AIM: From the listing, collect all lines containing the word "METERS".

------

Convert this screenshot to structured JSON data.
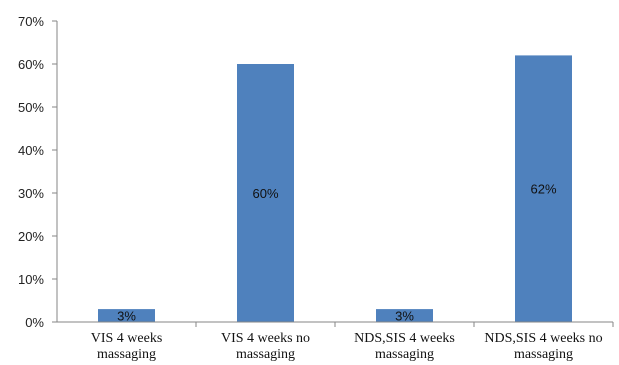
{
  "chart_data": {
    "type": "bar",
    "title": "",
    "xlabel": "",
    "ylabel": "",
    "ylim": [
      0,
      70
    ],
    "y_ticks": [
      "0%",
      "10%",
      "20%",
      "30%",
      "40%",
      "50%",
      "60%",
      "70%"
    ],
    "grid": false,
    "legend": "none",
    "categories": [
      [
        "VIS 4 weeks",
        "massaging"
      ],
      [
        "VIS 4 weeks no",
        "massaging"
      ],
      [
        "NDS,SIS 4 weeks",
        "massaging"
      ],
      [
        "NDS,SIS 4 weeks no",
        "massaging"
      ]
    ],
    "values": [
      3,
      60,
      3,
      62
    ],
    "data_labels": [
      "3%",
      "60%",
      "3%",
      "62%"
    ],
    "bar_color": "#4f81bd",
    "axis_color": "#868686"
  }
}
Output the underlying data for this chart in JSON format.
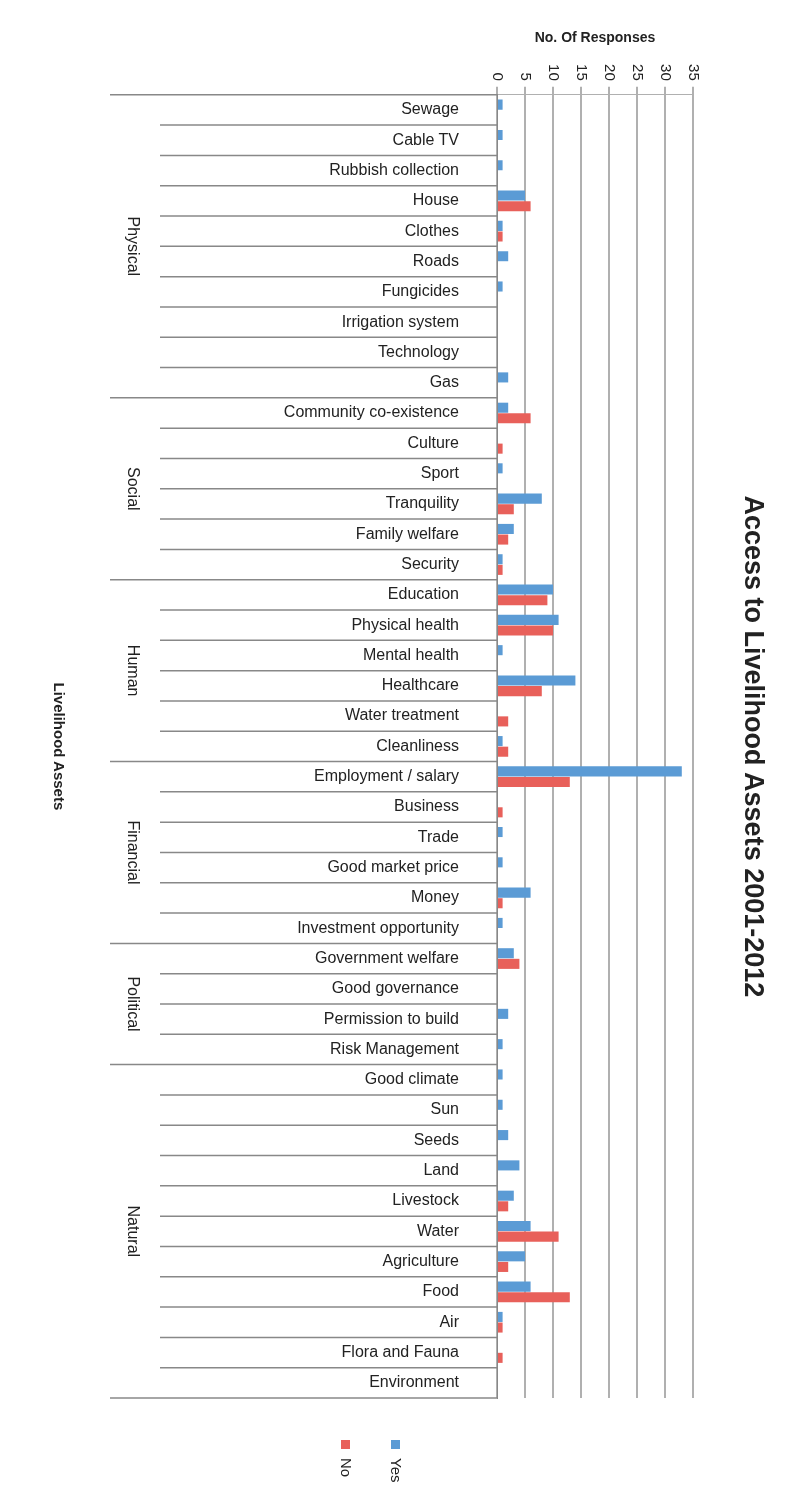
{
  "chart_data": {
    "type": "bar",
    "orientation": "horizontal",
    "title": "Access to Livelihood Assets 2001-2012",
    "xlabel": "No. Of Responses",
    "categories": [
      "Sewage",
      "Cable TV",
      "Rubbish collection",
      "House",
      "Clothes",
      "Roads",
      "Fungicides",
      "Irrigation system",
      "Technology",
      "Gas",
      "Community co-existence",
      "Culture",
      "Sport",
      "Tranquility",
      "Family welfare",
      "Security",
      "Education",
      "Physical health",
      "Mental health",
      "Healthcare",
      "Water treatment",
      "Cleanliness",
      "Employment / salary",
      "Business",
      "Trade",
      "Good market price",
      "Money",
      "Investment opportunity",
      "Government welfare",
      "Good governance",
      "Permission to build",
      "Risk Management",
      "Good climate",
      "Sun",
      "Seeds",
      "Land",
      "Livestock",
      "Water",
      "Agriculture",
      "Food",
      "Air",
      "Flora and Fauna",
      "Environment"
    ],
    "series": [
      {
        "name": "Yes",
        "color": "#5b9bd5",
        "values": [
          1,
          1,
          1,
          5,
          1,
          2,
          1,
          0,
          0,
          2,
          2,
          0,
          1,
          8,
          3,
          1,
          10,
          11,
          1,
          14,
          0,
          1,
          33,
          0,
          1,
          1,
          6,
          1,
          3,
          0,
          2,
          1,
          1,
          1,
          2,
          4,
          3,
          6,
          5,
          6,
          1,
          0,
          0
        ]
      },
      {
        "name": "No",
        "color": "#e8605a",
        "values": [
          0,
          0,
          0,
          6,
          1,
          0,
          0,
          0,
          0,
          0,
          6,
          1,
          0,
          3,
          2,
          1,
          9,
          10,
          0,
          8,
          2,
          2,
          13,
          1,
          0,
          0,
          1,
          0,
          4,
          0,
          0,
          0,
          0,
          0,
          0,
          0,
          2,
          11,
          2,
          13,
          1,
          1,
          0
        ]
      }
    ],
    "xlim": [
      0,
      35
    ],
    "xticks": [
      0,
      5,
      10,
      15,
      20,
      25,
      30,
      35
    ],
    "grid": "x",
    "legend": "bottom",
    "annotations": [
      "Physical",
      "Social",
      "Human",
      "Financial",
      "Political",
      "Natural",
      "Livelihood Assets"
    ]
  }
}
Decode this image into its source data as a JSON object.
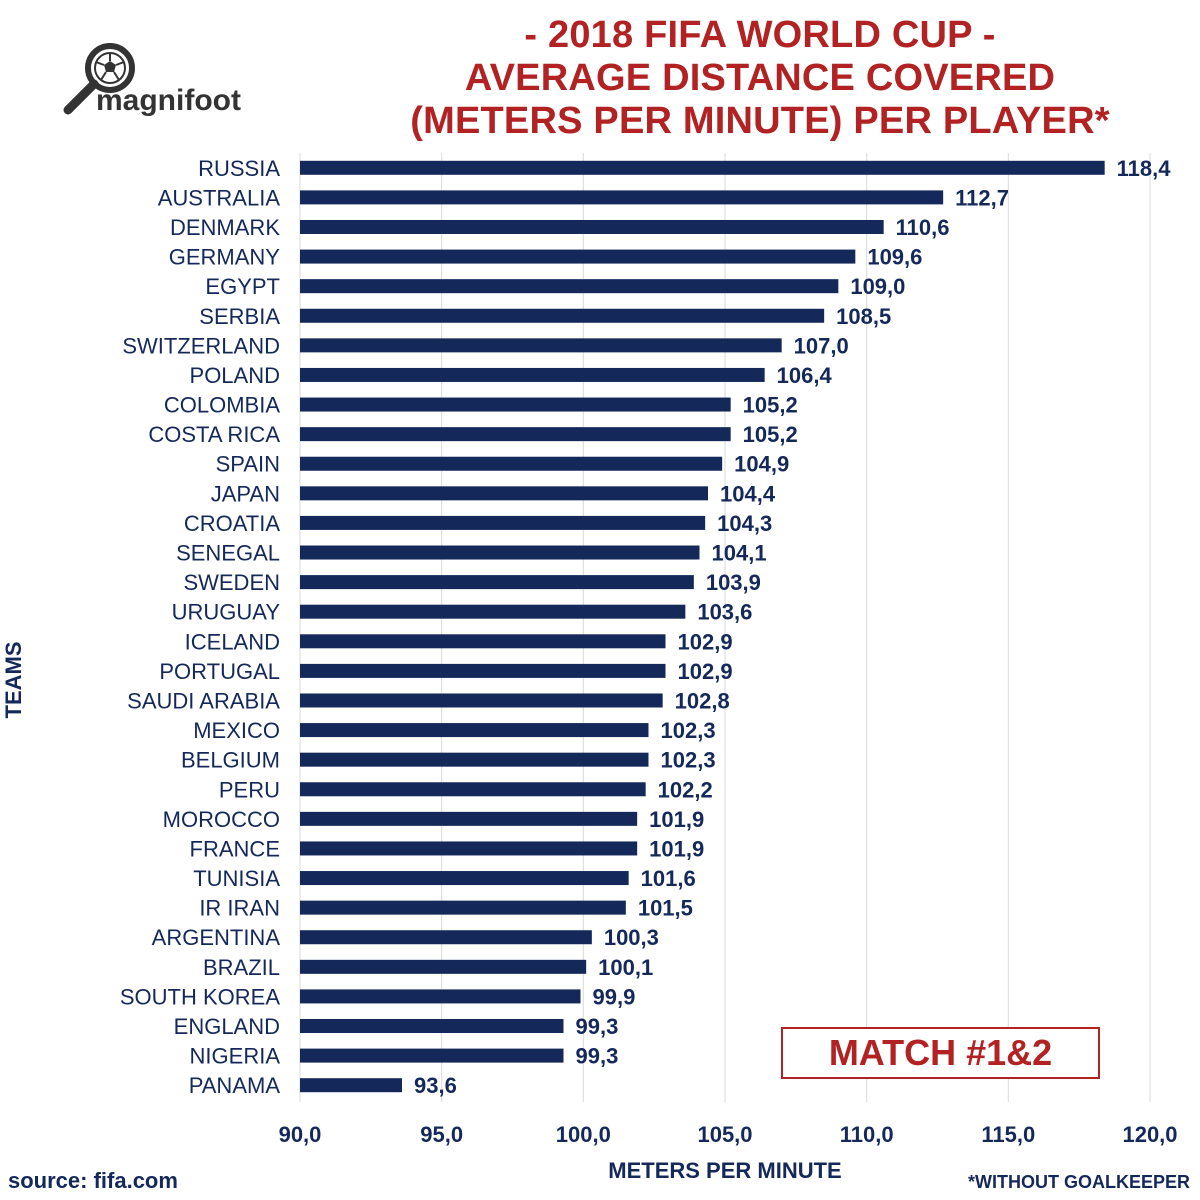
{
  "title_lines": [
    "- 2018 FIFA WORLD CUP -",
    "AVERAGE DISTANCE COVERED",
    "(METERS PER MINUTE) PER PLAYER*"
  ],
  "logo_text": "magnifoot",
  "badge": "MATCH #1&2",
  "source": "source: fifa.com",
  "footnote": "*WITHOUT GOALKEEPER",
  "colors": {
    "bar": "#14285a",
    "title": "#b22222",
    "text": "#14285a",
    "grid": "#d9d9d9"
  },
  "chart_data": {
    "type": "bar",
    "orientation": "horizontal",
    "xlabel": "METERS PER MINUTE",
    "ylabel": "TEAMS",
    "xlim": [
      90,
      120
    ],
    "xticks": [
      "90,0",
      "95,0",
      "100,0",
      "105,0",
      "110,0",
      "115,0",
      "120,0"
    ],
    "grid": true,
    "categories": [
      "RUSSIA",
      "AUSTRALIA",
      "DENMARK",
      "GERMANY",
      "EGYPT",
      "SERBIA",
      "SWITZERLAND",
      "POLAND",
      "COLOMBIA",
      "COSTA RICA",
      "SPAIN",
      "JAPAN",
      "CROATIA",
      "SENEGAL",
      "SWEDEN",
      "URUGUAY",
      "ICELAND",
      "PORTUGAL",
      "SAUDI ARABIA",
      "MEXICO",
      "BELGIUM",
      "PERU",
      "MOROCCO",
      "FRANCE",
      "TUNISIA",
      "IR IRAN",
      "ARGENTINA",
      "BRAZIL",
      "SOUTH KOREA",
      "ENGLAND",
      "NIGERIA",
      "PANAMA"
    ],
    "values": [
      118.4,
      112.7,
      110.6,
      109.6,
      109.0,
      108.5,
      107.0,
      106.4,
      105.2,
      105.2,
      104.9,
      104.4,
      104.3,
      104.1,
      103.9,
      103.6,
      102.9,
      102.9,
      102.8,
      102.3,
      102.3,
      102.2,
      101.9,
      101.9,
      101.6,
      101.5,
      100.3,
      100.1,
      99.9,
      99.3,
      99.3,
      93.6
    ],
    "value_labels": [
      "118,4",
      "112,7",
      "110,6",
      "109,6",
      "109,0",
      "108,5",
      "107,0",
      "106,4",
      "105,2",
      "105,2",
      "104,9",
      "104,4",
      "104,3",
      "104,1",
      "103,9",
      "103,6",
      "102,9",
      "102,9",
      "102,8",
      "102,3",
      "102,3",
      "102,2",
      "101,9",
      "101,9",
      "101,6",
      "101,5",
      "100,3",
      "100,1",
      "99,9",
      "99,3",
      "99,3",
      "93,6"
    ]
  }
}
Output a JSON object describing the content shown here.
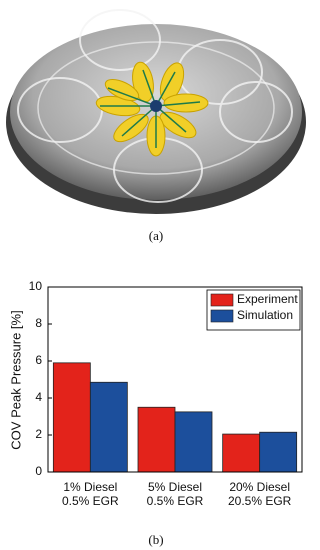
{
  "panel_labels": [
    "(a)",
    "(b)"
  ],
  "chart_data": {
    "type": "bar",
    "ylabel": "COV Peak Pressure [%]",
    "categories": [
      [
        "1% Diesel",
        "0.5% EGR"
      ],
      [
        "5% Diesel",
        "0.5% EGR"
      ],
      [
        "20% Diesel",
        "20.5% EGR"
      ]
    ],
    "series": [
      {
        "name": "Experiment",
        "color": "#e3231b",
        "values": [
          5.9,
          3.5,
          2.05
        ]
      },
      {
        "name": "Simulation",
        "color": "#1c4f9c",
        "values": [
          4.85,
          3.25,
          2.15
        ]
      }
    ],
    "ylim": [
      0,
      10
    ],
    "yticks": [
      0,
      2,
      4,
      6,
      8,
      10
    ],
    "legend": "upper right"
  }
}
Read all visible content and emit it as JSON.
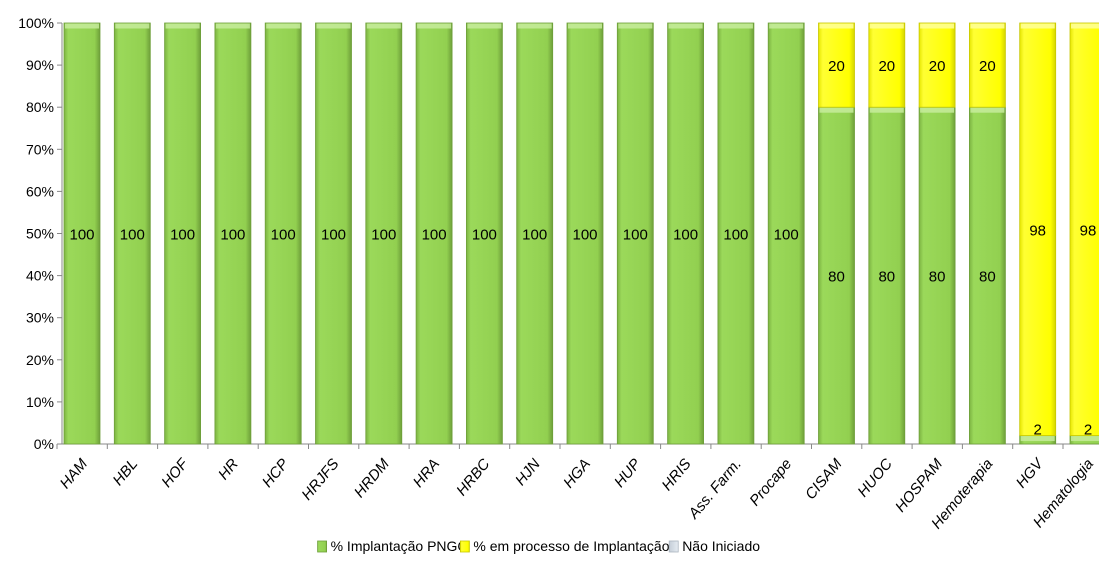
{
  "chart_data": {
    "type": "bar",
    "stacked": "percent",
    "categories": [
      "HAM",
      "HBL",
      "HOF",
      "HR",
      "HCP",
      "HRJFS",
      "HRDM",
      "HRA",
      "HRBC",
      "HJN",
      "HGA",
      "HUP",
      "HRIS",
      "Ass. Farm.",
      "Procape",
      "CISAM",
      "HUOC",
      "HOSPAM",
      "Hemoterapia",
      "HGV",
      "Hematologia"
    ],
    "series": [
      {
        "name": "% Implantação PNGC",
        "color": "#92d050",
        "values": [
          100,
          100,
          100,
          100,
          100,
          100,
          100,
          100,
          100,
          100,
          100,
          100,
          100,
          100,
          100,
          80,
          80,
          80,
          80,
          2,
          2
        ]
      },
      {
        "name": "% em processo de Implantação",
        "color": "#ffff00",
        "values": [
          0,
          0,
          0,
          0,
          0,
          0,
          0,
          0,
          0,
          0,
          0,
          0,
          0,
          0,
          0,
          20,
          20,
          20,
          20,
          98,
          98
        ]
      },
      {
        "name": "Não Iniciado",
        "color": "#d9e1ea",
        "values": [
          0,
          0,
          0,
          0,
          0,
          0,
          0,
          0,
          0,
          0,
          0,
          0,
          0,
          0,
          0,
          0,
          0,
          0,
          0,
          0,
          0
        ]
      }
    ],
    "y_ticks": [
      "0%",
      "10%",
      "20%",
      "30%",
      "40%",
      "50%",
      "60%",
      "70%",
      "80%",
      "90%",
      "100%"
    ],
    "ylim": [
      0,
      100
    ],
    "grid": false,
    "legend_position": "bottom",
    "data_labels": true
  }
}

------

THE SOLUTION:
    "(METERS PER MINUTE) PER PLAYER*"
    "xlabel": "METERS PER MINUTE",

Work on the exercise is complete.